#### SHORT EXERCISE:
Reproduce all of the rows below exactly, leaving out the pictures.

#### INFORMATION SHOWN:
================================

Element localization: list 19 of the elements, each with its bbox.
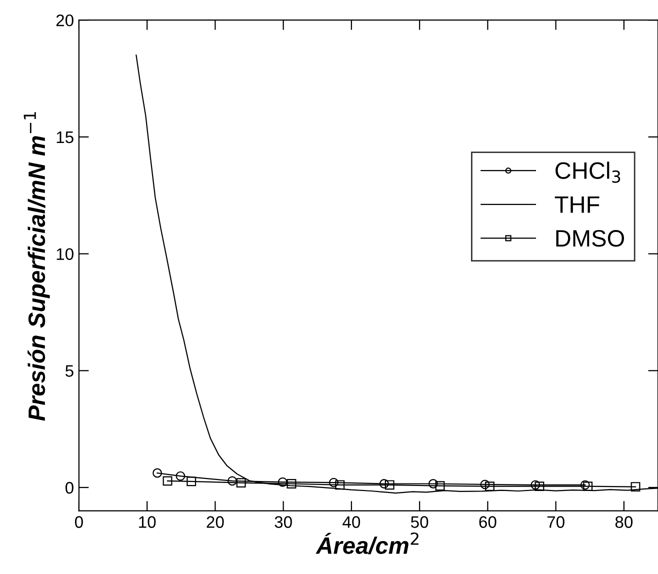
legend-label: DMSO [556,230,624,247]
x-tick-label: 60 [479,516,496,528]
x-tick-label: 10 [139,516,156,528]
y-tick-label: 0 [65,482,74,494]
x-tick-label: 70 [547,516,564,528]
x-tick-label: 0 [74,516,83,528]
y-tick-label: 5 [65,365,74,377]
x-axis-title: Área/cm$^{2}$ [316,532,418,554]
legend-label: THF [554,196,600,213]
y-tick-label: 10 [56,248,74,260]
x-tick-label: 40 [342,516,360,528]
y-tick-label: 20 [56,14,74,26]
x-tick-label: 80 [615,516,633,528]
x-tick-label: 50 [410,516,428,528]
x-tick-label: 20 [206,516,224,528]
x-tick-label: 30 [274,516,292,528]
y-axis-title: Presión Superficial/mN m$^{−1}$ [24,112,50,421]
legend-label: CHCl$_{3}$ [556,162,620,183]
y-tick-label: 15 [56,132,74,144]
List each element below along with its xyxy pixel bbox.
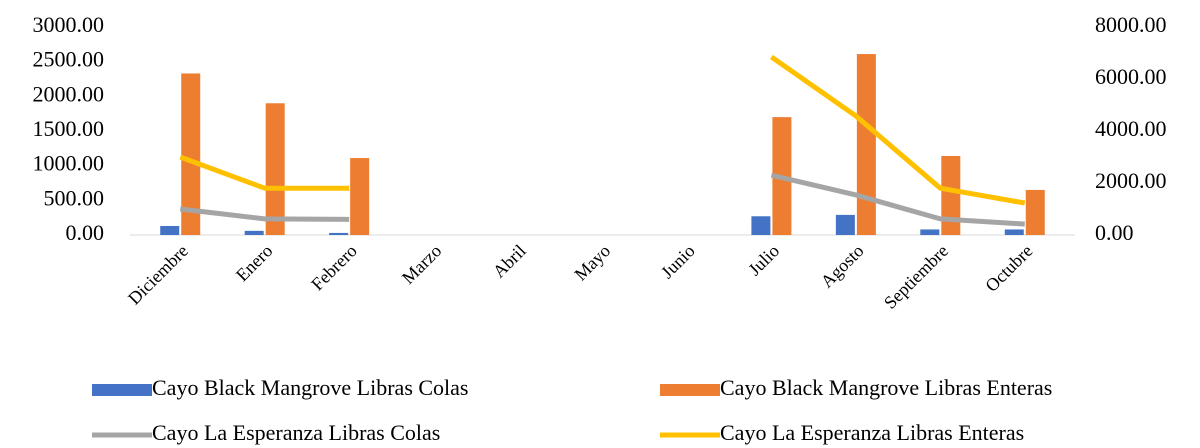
legend-label: Cayo La Esperanza Libras Colas (152, 420, 440, 445)
y-tick-label: 0.00 (66, 220, 105, 245)
y2-tick-label: 0.00 (1095, 220, 1134, 245)
y-tick-label: 500.00 (44, 185, 105, 210)
legend-label: Cayo Black Mangrove Libras Colas (152, 375, 469, 400)
bar (244, 230, 264, 235)
legend-swatch (92, 384, 152, 396)
bar (920, 229, 940, 235)
bar (856, 54, 876, 235)
line (179, 172, 1025, 227)
bar (1025, 189, 1045, 235)
x-tick-label: Enero (232, 241, 277, 286)
bar (1004, 229, 1024, 235)
x-tick-label: Junio (657, 241, 699, 283)
y-tick-label: 1000.00 (33, 151, 105, 176)
y-tick-label: 2500.00 (33, 47, 105, 72)
bar (265, 103, 285, 236)
x-tick-label: Febrero (307, 241, 361, 295)
x-tick-label: Abril (489, 241, 530, 282)
y2-tick-label: 2000.00 (1095, 168, 1167, 193)
y-tick-label: 1500.00 (33, 116, 105, 141)
y-tick-label: 2000.00 (33, 81, 105, 106)
y2-tick-label: 8000.00 (1095, 12, 1167, 37)
x-tick-label: Mayo (570, 241, 614, 285)
legend-label: Cayo La Esperanza Libras Enteras (720, 420, 1024, 445)
y-tick-label: 3000.00 (33, 12, 105, 37)
x-tick-label: Octubre (981, 241, 1036, 296)
x-tick-label: Diciembre (124, 241, 192, 309)
y2-tick-label: 6000.00 (1095, 64, 1167, 89)
legend-swatch (660, 384, 720, 396)
x-tick-label: Julio (744, 241, 783, 280)
x-tick-label: Agosto (817, 241, 868, 292)
x-tick-label: Marzo (398, 241, 445, 288)
bar (160, 225, 180, 235)
bar (350, 158, 370, 235)
bar (329, 232, 349, 235)
bar (751, 216, 771, 235)
x-tick-label: Septiembre (880, 241, 952, 313)
legend-label: Cayo Black Mangrove Libras Enteras (720, 375, 1052, 400)
y2-tick-label: 4000.00 (1095, 116, 1167, 141)
bar (835, 214, 855, 235)
bar (181, 73, 201, 235)
bar (941, 155, 961, 235)
line (179, 54, 1026, 206)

================================

#### TASK RESULT:
Element localization: list 19 of the elements, each with its bbox.
legend-label: DMSO [556,230,624,247]
x-tick-label: 60 [479,516,496,528]
x-tick-label: 10 [139,516,156,528]
y-tick-label: 0 [65,482,74,494]
x-tick-label: 70 [547,516,564,528]
x-tick-label: 0 [74,516,83,528]
y-tick-label: 5 [65,365,74,377]
x-axis-title: Área/cm$^{2}$ [316,532,418,554]
legend-label: THF [554,196,600,213]
y-tick-label: 10 [56,248,74,260]
x-tick-label: 40 [342,516,360,528]
y-tick-label: 20 [56,14,74,26]
x-tick-label: 80 [615,516,633,528]
x-tick-label: 50 [410,516,428,528]
x-tick-label: 20 [206,516,224,528]
x-tick-label: 30 [274,516,292,528]
y-axis-title: Presión Superficial/mN m$^{−1}$ [24,112,50,421]
legend-label: CHCl$_{3}$ [556,162,620,183]
y-tick-label: 15 [56,132,74,144]
List each element below along with its xyxy pixel bbox.
legend-label: Cayo La Esperanza Libras Colas (152, 420, 440, 445)
y-tick-label: 0.00 (66, 220, 105, 245)
y2-tick-label: 0.00 (1095, 220, 1134, 245)
y-tick-label: 500.00 (44, 185, 105, 210)
legend-label: Cayo Black Mangrove Libras Colas (152, 375, 469, 400)
bar (244, 230, 264, 235)
legend-swatch (92, 384, 152, 396)
bar (920, 229, 940, 235)
bar (856, 54, 876, 235)
line (179, 172, 1025, 227)
bar (1025, 189, 1045, 235)
x-tick-label: Enero (232, 241, 277, 286)
bar (1004, 229, 1024, 235)
x-tick-label: Junio (657, 241, 699, 283)
y-tick-label: 1000.00 (33, 151, 105, 176)
y-tick-label: 2500.00 (33, 47, 105, 72)
bar (265, 103, 285, 236)
x-tick-label: Febrero (307, 241, 361, 295)
x-tick-label: Abril (489, 241, 530, 282)
y2-tick-label: 2000.00 (1095, 168, 1167, 193)
y-tick-label: 1500.00 (33, 116, 105, 141)
y-tick-label: 2000.00 (33, 81, 105, 106)
y2-tick-label: 8000.00 (1095, 12, 1167, 37)
x-tick-label: Mayo (570, 241, 614, 285)
legend-label: Cayo La Esperanza Libras Enteras (720, 420, 1024, 445)
y-tick-label: 3000.00 (33, 12, 105, 37)
x-tick-label: Octubre (981, 241, 1036, 296)
x-tick-label: Diciembre (124, 241, 192, 309)
y2-tick-label: 6000.00 (1095, 64, 1167, 89)
legend-swatch (660, 384, 720, 396)
x-tick-label: Julio (744, 241, 783, 280)
x-tick-label: Agosto (817, 241, 868, 292)
x-tick-label: Marzo (398, 241, 445, 288)
bar (160, 225, 180, 235)
bar (350, 158, 370, 235)
bar (329, 232, 349, 235)
bar (751, 216, 771, 235)
x-tick-label: Septiembre (880, 241, 952, 313)
legend-label: Cayo Black Mangrove Libras Enteras (720, 375, 1052, 400)
y2-tick-label: 4000.00 (1095, 116, 1167, 141)
bar (835, 214, 855, 235)
bar (181, 73, 201, 235)
bar (941, 155, 961, 235)
line (179, 54, 1026, 206)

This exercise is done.